■ TASK INPUTS ■
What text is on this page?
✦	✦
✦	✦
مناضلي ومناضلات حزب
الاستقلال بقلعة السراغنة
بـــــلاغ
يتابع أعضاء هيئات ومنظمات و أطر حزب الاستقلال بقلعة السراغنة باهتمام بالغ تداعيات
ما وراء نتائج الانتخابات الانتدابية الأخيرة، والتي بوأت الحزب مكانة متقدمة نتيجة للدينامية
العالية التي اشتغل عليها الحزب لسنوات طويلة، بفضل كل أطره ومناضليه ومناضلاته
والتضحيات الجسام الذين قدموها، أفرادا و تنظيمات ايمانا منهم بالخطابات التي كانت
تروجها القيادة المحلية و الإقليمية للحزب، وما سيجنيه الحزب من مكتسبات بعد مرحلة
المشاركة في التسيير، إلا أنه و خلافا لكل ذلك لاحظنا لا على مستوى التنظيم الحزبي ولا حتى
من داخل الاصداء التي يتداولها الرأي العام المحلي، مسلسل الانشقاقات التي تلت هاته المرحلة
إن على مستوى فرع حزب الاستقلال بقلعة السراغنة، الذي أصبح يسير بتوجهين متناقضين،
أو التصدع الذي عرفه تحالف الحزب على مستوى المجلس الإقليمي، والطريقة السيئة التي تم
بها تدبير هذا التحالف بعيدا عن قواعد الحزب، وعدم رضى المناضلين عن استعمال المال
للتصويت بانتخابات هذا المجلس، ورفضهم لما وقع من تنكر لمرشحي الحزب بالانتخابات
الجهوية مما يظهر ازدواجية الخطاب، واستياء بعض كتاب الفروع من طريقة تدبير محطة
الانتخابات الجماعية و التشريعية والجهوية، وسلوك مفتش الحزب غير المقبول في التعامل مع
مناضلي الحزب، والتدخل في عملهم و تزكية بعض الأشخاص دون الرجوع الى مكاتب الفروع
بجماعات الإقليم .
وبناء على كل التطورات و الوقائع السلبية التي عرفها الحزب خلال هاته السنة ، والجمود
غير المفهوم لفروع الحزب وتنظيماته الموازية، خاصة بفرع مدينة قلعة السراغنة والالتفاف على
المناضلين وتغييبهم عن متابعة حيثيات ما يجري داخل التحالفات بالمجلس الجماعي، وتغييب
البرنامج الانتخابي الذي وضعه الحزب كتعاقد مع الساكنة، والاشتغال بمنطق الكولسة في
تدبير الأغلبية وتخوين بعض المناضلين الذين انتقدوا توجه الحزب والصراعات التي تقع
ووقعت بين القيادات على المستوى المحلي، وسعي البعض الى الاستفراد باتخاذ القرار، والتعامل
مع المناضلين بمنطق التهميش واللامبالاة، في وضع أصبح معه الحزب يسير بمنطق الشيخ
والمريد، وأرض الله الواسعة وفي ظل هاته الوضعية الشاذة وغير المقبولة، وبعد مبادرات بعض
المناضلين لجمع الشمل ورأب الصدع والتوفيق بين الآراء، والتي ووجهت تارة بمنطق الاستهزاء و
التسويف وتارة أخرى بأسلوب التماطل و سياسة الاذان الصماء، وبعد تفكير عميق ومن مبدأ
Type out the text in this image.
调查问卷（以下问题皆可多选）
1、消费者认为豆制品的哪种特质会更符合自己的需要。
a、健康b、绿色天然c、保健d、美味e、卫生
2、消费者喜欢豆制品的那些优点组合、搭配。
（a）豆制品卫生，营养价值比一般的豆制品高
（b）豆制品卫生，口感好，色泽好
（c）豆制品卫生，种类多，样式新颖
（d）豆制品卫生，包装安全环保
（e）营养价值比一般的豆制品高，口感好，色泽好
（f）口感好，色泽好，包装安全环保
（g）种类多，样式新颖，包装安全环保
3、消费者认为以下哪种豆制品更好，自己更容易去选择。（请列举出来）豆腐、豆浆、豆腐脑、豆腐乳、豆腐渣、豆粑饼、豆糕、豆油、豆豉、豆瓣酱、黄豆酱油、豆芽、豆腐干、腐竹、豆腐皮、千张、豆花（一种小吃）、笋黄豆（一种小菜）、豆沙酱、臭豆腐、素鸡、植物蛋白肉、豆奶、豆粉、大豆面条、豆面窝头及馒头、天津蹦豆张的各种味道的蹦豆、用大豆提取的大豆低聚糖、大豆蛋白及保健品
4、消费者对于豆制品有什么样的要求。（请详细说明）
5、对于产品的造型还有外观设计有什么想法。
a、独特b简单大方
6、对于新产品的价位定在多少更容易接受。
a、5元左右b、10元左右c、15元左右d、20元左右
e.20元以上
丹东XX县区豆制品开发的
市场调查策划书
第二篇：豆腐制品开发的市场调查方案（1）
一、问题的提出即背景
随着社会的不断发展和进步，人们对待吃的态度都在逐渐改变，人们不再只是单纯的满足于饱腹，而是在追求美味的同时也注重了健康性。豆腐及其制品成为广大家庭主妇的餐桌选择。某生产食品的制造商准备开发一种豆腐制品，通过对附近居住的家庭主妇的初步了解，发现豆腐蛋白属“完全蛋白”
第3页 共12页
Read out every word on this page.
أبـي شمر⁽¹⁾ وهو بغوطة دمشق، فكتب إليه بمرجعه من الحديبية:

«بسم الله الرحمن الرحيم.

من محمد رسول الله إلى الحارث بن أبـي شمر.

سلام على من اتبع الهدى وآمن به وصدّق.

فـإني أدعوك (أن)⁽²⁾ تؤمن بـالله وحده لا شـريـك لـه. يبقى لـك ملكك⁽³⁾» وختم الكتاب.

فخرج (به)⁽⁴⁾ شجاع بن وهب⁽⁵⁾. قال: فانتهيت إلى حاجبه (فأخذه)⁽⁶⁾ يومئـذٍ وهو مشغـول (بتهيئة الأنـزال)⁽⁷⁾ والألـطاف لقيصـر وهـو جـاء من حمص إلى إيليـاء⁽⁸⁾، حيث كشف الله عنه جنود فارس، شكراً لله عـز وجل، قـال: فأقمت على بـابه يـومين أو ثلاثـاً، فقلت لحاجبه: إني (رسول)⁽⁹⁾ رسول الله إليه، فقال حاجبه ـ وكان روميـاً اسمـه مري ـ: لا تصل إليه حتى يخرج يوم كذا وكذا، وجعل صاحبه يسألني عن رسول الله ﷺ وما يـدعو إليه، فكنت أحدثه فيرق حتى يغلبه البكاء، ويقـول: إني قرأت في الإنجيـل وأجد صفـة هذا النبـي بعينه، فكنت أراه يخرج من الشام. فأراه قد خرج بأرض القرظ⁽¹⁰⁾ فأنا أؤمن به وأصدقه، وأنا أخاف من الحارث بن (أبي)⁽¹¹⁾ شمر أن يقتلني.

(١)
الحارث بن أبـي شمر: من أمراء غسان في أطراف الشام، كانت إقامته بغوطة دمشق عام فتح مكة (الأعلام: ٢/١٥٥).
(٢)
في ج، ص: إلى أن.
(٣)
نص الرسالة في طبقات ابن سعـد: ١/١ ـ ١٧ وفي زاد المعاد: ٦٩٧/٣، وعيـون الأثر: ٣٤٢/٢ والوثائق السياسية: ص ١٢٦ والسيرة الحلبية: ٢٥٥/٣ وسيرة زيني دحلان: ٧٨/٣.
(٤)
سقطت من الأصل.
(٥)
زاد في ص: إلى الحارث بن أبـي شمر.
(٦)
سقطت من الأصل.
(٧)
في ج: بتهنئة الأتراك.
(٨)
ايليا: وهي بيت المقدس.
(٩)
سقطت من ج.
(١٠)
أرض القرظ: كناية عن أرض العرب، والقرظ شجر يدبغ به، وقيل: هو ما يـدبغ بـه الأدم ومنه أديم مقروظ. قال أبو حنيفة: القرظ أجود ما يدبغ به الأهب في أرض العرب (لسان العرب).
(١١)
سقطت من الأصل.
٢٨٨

■ WHAT THE EXERCISE ASKS ■
Look for "包装安全环保" and pull out every line that has it.

■ FINAL RESULT ■
（d）豆制品卫生，包装安全环保
（f）口感好，色泽好，包装安全环保
（g）种类多，样式新颖，包装安全环保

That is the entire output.